++++ Data listing

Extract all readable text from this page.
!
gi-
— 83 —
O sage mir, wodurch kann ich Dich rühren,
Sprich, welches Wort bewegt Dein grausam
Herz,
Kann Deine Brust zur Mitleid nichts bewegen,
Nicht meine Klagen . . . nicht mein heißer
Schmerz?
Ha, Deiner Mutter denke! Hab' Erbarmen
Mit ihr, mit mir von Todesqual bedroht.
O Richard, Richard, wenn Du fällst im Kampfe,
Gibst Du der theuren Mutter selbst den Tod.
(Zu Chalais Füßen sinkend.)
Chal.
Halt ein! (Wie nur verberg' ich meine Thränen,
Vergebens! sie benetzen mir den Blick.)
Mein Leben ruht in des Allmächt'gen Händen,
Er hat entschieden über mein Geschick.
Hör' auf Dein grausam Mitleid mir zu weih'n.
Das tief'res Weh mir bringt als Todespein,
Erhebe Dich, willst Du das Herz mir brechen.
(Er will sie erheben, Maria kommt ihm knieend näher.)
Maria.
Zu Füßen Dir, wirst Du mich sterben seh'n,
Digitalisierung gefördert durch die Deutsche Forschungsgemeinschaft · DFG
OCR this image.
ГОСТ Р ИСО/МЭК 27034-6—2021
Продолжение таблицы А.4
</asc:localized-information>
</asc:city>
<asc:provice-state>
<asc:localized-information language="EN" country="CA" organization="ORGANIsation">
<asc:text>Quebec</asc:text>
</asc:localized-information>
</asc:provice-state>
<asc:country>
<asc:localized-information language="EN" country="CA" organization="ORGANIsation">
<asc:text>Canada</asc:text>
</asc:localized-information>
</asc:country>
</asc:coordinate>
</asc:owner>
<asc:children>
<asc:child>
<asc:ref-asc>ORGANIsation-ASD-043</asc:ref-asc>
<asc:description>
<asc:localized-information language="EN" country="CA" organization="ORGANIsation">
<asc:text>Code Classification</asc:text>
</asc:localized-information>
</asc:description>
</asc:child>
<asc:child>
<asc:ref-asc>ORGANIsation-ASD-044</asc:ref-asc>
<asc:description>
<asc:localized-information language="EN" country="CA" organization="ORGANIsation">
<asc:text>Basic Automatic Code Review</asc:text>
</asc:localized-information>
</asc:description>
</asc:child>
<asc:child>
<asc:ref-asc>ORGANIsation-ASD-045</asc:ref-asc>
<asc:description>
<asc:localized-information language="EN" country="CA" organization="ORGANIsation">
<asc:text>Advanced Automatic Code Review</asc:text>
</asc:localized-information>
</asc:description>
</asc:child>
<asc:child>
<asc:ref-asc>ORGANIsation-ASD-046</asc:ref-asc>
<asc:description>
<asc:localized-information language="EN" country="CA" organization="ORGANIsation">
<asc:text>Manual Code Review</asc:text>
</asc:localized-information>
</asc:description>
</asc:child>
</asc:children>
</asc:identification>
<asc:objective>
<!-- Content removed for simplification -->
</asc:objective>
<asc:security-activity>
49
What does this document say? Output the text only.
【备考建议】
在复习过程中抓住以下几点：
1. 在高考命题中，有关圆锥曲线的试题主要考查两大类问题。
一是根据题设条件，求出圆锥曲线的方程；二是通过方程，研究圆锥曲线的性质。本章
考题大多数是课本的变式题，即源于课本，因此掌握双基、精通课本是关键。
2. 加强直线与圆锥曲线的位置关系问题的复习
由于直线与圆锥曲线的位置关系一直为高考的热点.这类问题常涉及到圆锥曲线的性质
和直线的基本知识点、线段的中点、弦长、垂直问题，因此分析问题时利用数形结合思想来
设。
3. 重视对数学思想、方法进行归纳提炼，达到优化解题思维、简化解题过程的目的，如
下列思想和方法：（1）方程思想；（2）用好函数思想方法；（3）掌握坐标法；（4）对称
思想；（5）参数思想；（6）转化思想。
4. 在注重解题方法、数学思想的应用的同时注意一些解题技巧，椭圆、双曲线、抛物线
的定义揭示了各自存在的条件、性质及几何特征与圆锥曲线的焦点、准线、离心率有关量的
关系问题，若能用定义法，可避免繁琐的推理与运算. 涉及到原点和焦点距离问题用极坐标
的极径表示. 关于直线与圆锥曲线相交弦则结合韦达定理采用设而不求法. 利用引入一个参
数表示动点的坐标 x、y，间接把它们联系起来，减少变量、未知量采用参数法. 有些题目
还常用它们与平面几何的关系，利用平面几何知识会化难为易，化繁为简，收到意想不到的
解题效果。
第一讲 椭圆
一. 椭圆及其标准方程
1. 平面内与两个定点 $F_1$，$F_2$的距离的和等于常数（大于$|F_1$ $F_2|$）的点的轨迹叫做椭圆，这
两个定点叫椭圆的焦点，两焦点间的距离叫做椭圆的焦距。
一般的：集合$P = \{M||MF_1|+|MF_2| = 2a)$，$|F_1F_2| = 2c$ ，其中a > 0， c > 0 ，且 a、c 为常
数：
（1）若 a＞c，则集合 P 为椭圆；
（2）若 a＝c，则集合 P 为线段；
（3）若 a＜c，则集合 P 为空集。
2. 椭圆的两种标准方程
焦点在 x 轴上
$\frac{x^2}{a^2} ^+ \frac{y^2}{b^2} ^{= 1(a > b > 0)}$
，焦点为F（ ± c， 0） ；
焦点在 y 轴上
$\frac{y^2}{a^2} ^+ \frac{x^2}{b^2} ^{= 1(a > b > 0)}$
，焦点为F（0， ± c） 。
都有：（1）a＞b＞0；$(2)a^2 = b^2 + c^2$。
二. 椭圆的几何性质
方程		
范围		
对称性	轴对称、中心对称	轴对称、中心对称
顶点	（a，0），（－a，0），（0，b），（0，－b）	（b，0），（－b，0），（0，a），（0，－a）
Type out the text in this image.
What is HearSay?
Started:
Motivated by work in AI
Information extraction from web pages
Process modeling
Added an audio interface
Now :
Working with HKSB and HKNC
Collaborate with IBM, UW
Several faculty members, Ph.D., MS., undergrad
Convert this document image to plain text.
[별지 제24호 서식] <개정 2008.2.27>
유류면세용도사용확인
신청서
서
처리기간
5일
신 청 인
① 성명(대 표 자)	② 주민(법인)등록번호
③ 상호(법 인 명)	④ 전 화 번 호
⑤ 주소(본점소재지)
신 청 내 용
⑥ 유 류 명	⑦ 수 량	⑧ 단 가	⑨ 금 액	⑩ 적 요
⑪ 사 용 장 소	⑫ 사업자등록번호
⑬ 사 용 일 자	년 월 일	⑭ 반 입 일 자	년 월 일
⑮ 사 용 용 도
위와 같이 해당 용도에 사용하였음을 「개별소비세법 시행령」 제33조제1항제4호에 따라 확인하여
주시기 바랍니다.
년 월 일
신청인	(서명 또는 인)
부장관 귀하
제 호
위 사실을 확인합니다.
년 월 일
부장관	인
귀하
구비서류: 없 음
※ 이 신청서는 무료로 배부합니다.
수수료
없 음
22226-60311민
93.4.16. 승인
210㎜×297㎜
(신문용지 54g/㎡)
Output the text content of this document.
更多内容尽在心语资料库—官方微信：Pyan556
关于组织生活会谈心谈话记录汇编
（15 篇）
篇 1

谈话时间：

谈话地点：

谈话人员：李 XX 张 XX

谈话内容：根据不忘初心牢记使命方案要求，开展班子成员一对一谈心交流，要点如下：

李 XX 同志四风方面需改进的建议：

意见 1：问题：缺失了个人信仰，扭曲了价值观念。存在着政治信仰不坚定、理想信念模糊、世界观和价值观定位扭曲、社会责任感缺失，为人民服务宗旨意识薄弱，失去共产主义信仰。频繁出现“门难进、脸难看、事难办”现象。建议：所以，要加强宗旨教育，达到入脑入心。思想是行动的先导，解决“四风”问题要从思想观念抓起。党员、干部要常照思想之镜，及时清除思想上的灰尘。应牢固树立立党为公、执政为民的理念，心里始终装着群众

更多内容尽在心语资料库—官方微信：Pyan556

++++++++

• [What needs to be done]
All of the entries must be written out exactly as they stand.

• [Exercise result]
Extract all readable text from this page.
!
gi-
— 83 —
O sage mir, wodurch kann ich Dich rühren,
Sprich, welches Wort bewegt Dein grausam
Herz,
Kann Deine Brust zur Mitleid nichts bewegen,
Nicht meine Klagen . . . nicht mein heißer
Schmerz?
Ha, Deiner Mutter denke! Hab' Erbarmen
Mit ihr, mit mir von Todesqual bedroht.
O Richard, Richard, wenn Du fällst im Kampfe,
Gibst Du der theuren Mutter selbst den Tod.
(Zu Chalais Füßen sinkend.)
Chal.
Halt ein! (Wie nur verberg' ich meine Thränen,
Vergebens! sie benetzen mir den Blick.)
Mein Leben ruht in des Allmächt'gen Händen,
Er hat entschieden über mein Geschick.
Hör' auf Dein grausam Mitleid mir zu weih'n.
Das tief'res Weh mir bringt als Todespein,
Erhebe Dich, willst Du das Herz mir brechen.
(Er will sie erheben, Maria kommt ihm knieend näher.)
Maria.
Zu Füßen Dir, wirst Du mich sterben seh'n,
Digitalisierung gefördert durch die Deutsche Forschungsgemeinschaft · DFG
OCR this image.
ГОСТ Р ИСО/МЭК 27034-6—2021
Продолжение таблицы А.4
</asc:localized-information>
</asc:city>
<asc:provice-state>
<asc:localized-information language="EN" country="CA" organization="ORGANIsation">
<asc:text>Quebec</asc:text>
</asc:localized-information>
</asc:provice-state>
<asc:country>
<asc:localized-information language="EN" country="CA" organization="ORGANIsation">
<asc:text>Canada</asc:text>
</asc:localized-information>
</asc:country>
</asc:coordinate>
</asc:owner>
<asc:children>
<asc:child>
<asc:ref-asc>ORGANIsation-ASD-043</asc:ref-asc>
<asc:description>
<asc:localized-information language="EN" country="CA" organization="ORGANIsation">
<asc:text>Code Classification</asc:text>
</asc:localized-information>
</asc:description>
</asc:child>
<asc:child>
<asc:ref-asc>ORGANIsation-ASD-044</asc:ref-asc>
<asc:description>
<asc:localized-information language="EN" country="CA" organization="ORGANIsation">
<asc:text>Basic Automatic Code Review</asc:text>
</asc:localized-information>
</asc:description>
</asc:child>
<asc:child>
<asc:ref-asc>ORGANIsation-ASD-045</asc:ref-asc>
<asc:description>
<asc:localized-information language="EN" country="CA" organization="ORGANIsation">
<asc:text>Advanced Automatic Code Review</asc:text>
</asc:localized-information>
</asc:description>
</asc:child>
<asc:child>
<asc:ref-asc>ORGANIsation-ASD-046</asc:ref-asc>
<asc:description>
<asc:localized-information language="EN" country="CA" organization="ORGANIsation">
<asc:text>Manual Code Review</asc:text>
</asc:localized-information>
</asc:description>
</asc:child>
</asc:children>
</asc:identification>
<asc:objective>
<!-- Content removed for simplification -->
</asc:objective>
<asc:security-activity>
49
What does this document say? Output the text only.
【备考建议】
在复习过程中抓住以下几点：
1. 在高考命题中，有关圆锥曲线的试题主要考查两大类问题。
一是根据题设条件，求出圆锥曲线的方程；二是通过方程，研究圆锥曲线的性质。本章
考题大多数是课本的变式题，即源于课本，因此掌握双基、精通课本是关键。
2. 加强直线与圆锥曲线的位置关系问题的复习
由于直线与圆锥曲线的位置关系一直为高考的热点.这类问题常涉及到圆锥曲线的性质
和直线的基本知识点、线段的中点、弦长、垂直问题，因此分析问题时利用数形结合思想来
设。
3. 重视对数学思想、方法进行归纳提炼，达到优化解题思维、简化解题过程的目的，如
下列思想和方法：（1）方程思想；（2）用好函数思想方法；（3）掌握坐标法；（4）对称
思想；（5）参数思想；（6）转化思想。
4. 在注重解题方法、数学思想的应用的同时注意一些解题技巧，椭圆、双曲线、抛物线
的定义揭示了各自存在的条件、性质及几何特征与圆锥曲线的焦点、准线、离心率有关量的
关系问题，若能用定义法，可避免繁琐的推理与运算. 涉及到原点和焦点距离问题用极坐标
的极径表示. 关于直线与圆锥曲线相交弦则结合韦达定理采用设而不求法. 利用引入一个参
数表示动点的坐标 x、y，间接把它们联系起来，减少变量、未知量采用参数法. 有些题目
还常用它们与平面几何的关系，利用平面几何知识会化难为易，化繁为简，收到意想不到的
解题效果。
第一讲 椭圆
一. 椭圆及其标准方程
1. 平面内与两个定点 $F_1$，$F_2$的距离的和等于常数（大于$|F_1$ $F_2|$）的点的轨迹叫做椭圆，这
两个定点叫椭圆的焦点，两焦点间的距离叫做椭圆的焦距。
一般的：集合$P = \{M||MF_1|+|MF_2| = 2a)$，$|F_1F_2| = 2c$ ，其中a > 0， c > 0 ，且 a、c 为常
数：
（1）若 a＞c，则集合 P 为椭圆；
（2）若 a＝c，则集合 P 为线段；
（3）若 a＜c，则集合 P 为空集。
2. 椭圆的两种标准方程
焦点在 x 轴上
$\frac{x^2}{a^2} ^+ \frac{y^2}{b^2} ^{= 1(a > b > 0)}$
，焦点为F（ ± c， 0） ；
焦点在 y 轴上
$\frac{y^2}{a^2} ^+ \frac{x^2}{b^2} ^{= 1(a > b > 0)}$
，焦点为F（0， ± c） 。
都有：（1）a＞b＞0；$(2)a^2 = b^2 + c^2$。
二. 椭圆的几何性质
方程		
范围		
对称性	轴对称、中心对称	轴对称、中心对称
顶点	（a，0），（－a，0），（0，b），（0，－b）	（b，0），（－b，0），（0，a），（0，－a）
Type out the text in this image.
What is HearSay?
Started:
Motivated by work in AI
Information extraction from web pages
Process modeling
Added an audio interface
Now :
Working with HKSB and HKNC
Collaborate with IBM, UW
Several faculty members, Ph.D., MS., undergrad
Convert this document image to plain text.
[별지 제24호 서식] <개정 2008.2.27>
유류면세용도사용확인
신청서
서
처리기간
5일
신 청 인
① 성명(대 표 자)	② 주민(법인)등록번호
③ 상호(법 인 명)	④ 전 화 번 호
⑤ 주소(본점소재지)
신 청 내 용
⑥ 유 류 명	⑦ 수 량	⑧ 단 가	⑨ 금 액	⑩ 적 요
⑪ 사 용 장 소	⑫ 사업자등록번호
⑬ 사 용 일 자	년 월 일	⑭ 반 입 일 자	년 월 일
⑮ 사 용 용 도
위와 같이 해당 용도에 사용하였음을 「개별소비세법 시행령」 제33조제1항제4호에 따라 확인하여
주시기 바랍니다.
년 월 일
신청인	(서명 또는 인)
부장관 귀하
제 호
위 사실을 확인합니다.
년 월 일
부장관	인
귀하
구비서류: 없 음
※ 이 신청서는 무료로 배부합니다.
수수료
없 음
22226-60311민
93.4.16. 승인
210㎜×297㎜
(신문용지 54g/㎡)
Output the text content of this document.
更多内容尽在心语资料库—官方微信：Pyan556
关于组织生活会谈心谈话记录汇编
（15 篇）
篇 1

谈话时间：

谈话地点：

谈话人员：李 XX 张 XX

谈话内容：根据不忘初心牢记使命方案要求，开展班子成员一对一谈心交流，要点如下：

李 XX 同志四风方面需改进的建议：

意见 1：问题：缺失了个人信仰，扭曲了价值观念。存在着政治信仰不坚定、理想信念模糊、世界观和价值观定位扭曲、社会责任感缺失，为人民服务宗旨意识薄弱，失去共产主义信仰。频繁出现“门难进、脸难看、事难办”现象。建议：所以，要加强宗旨教育，达到入脑入心。思想是行动的先导，解决“四风”问题要从思想观念抓起。党员、干部要常照思想之镜，及时清除思想上的灰尘。应牢固树立立党为公、执政为民的理念，心里始终装着群众

更多内容尽在心语资料库—官方微信：Pyan556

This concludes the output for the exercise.